**Problem requirements**
From the listing below, select every line where the word "label" appears.

Dataset rows about figures:
-- BEGIN --

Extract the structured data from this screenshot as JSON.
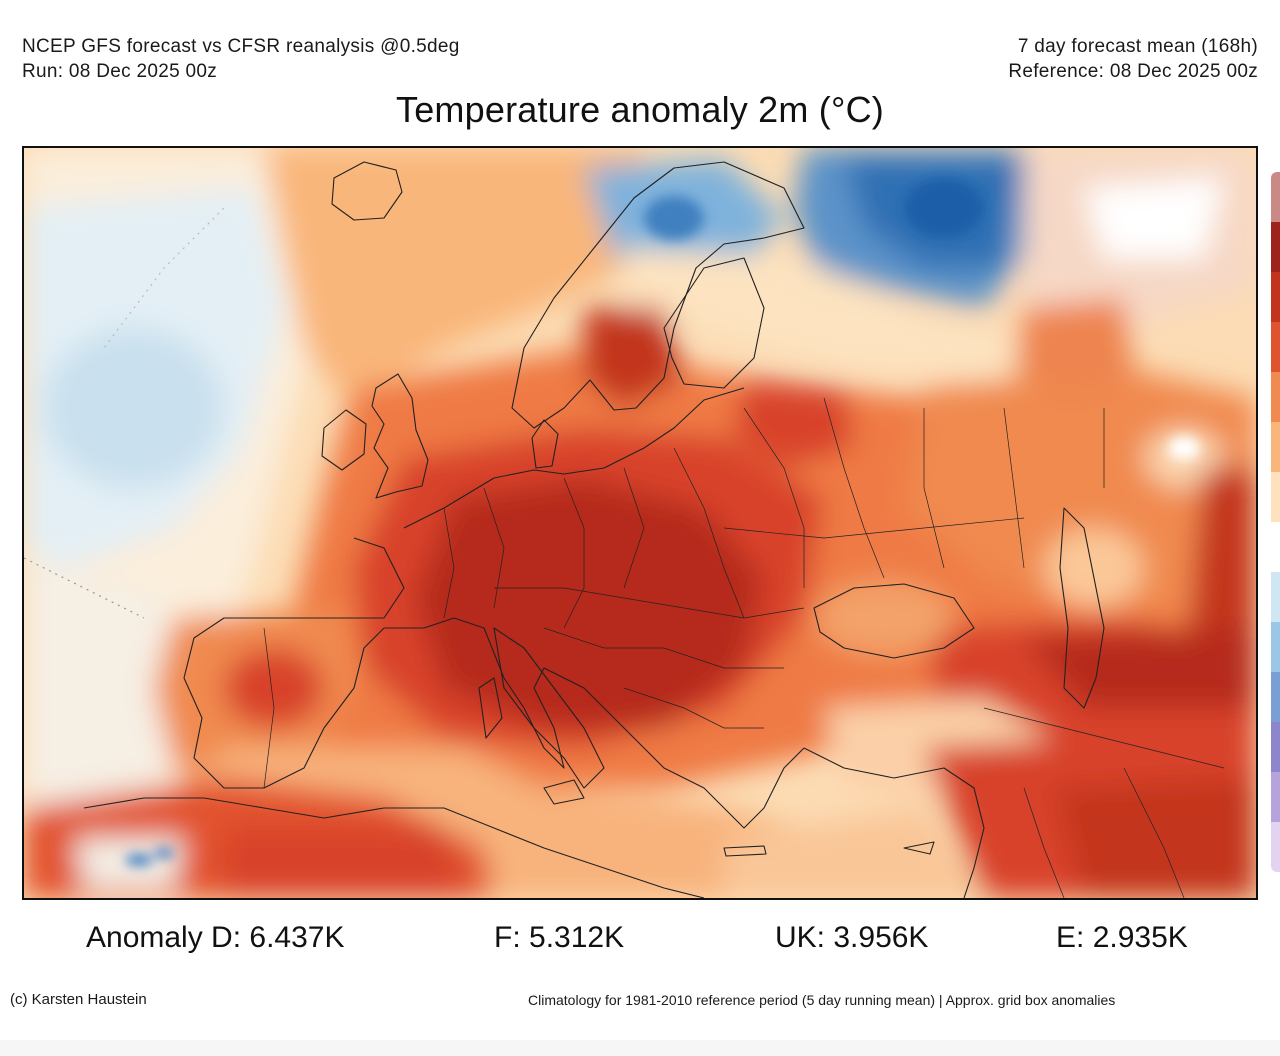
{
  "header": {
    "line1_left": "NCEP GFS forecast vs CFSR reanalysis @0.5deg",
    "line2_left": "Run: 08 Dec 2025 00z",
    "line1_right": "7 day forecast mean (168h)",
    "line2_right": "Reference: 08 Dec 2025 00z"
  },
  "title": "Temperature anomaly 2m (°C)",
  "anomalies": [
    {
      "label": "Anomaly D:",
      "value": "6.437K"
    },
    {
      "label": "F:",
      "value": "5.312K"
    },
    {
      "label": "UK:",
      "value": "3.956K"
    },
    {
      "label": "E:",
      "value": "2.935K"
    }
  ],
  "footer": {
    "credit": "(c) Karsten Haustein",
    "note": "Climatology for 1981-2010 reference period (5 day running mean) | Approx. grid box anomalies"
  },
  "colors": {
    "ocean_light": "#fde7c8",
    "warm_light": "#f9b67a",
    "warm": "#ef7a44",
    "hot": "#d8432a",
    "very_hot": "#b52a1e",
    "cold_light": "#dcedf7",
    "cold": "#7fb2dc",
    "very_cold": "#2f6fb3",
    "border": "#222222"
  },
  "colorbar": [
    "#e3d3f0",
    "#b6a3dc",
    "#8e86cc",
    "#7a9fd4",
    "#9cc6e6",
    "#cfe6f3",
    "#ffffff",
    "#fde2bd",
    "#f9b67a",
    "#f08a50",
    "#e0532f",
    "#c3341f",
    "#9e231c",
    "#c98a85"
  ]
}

-- END --

**Output of the task**
      "label": "Anomaly D:",
      "label": "F:",
      "label": "UK:",
      "label": "E:",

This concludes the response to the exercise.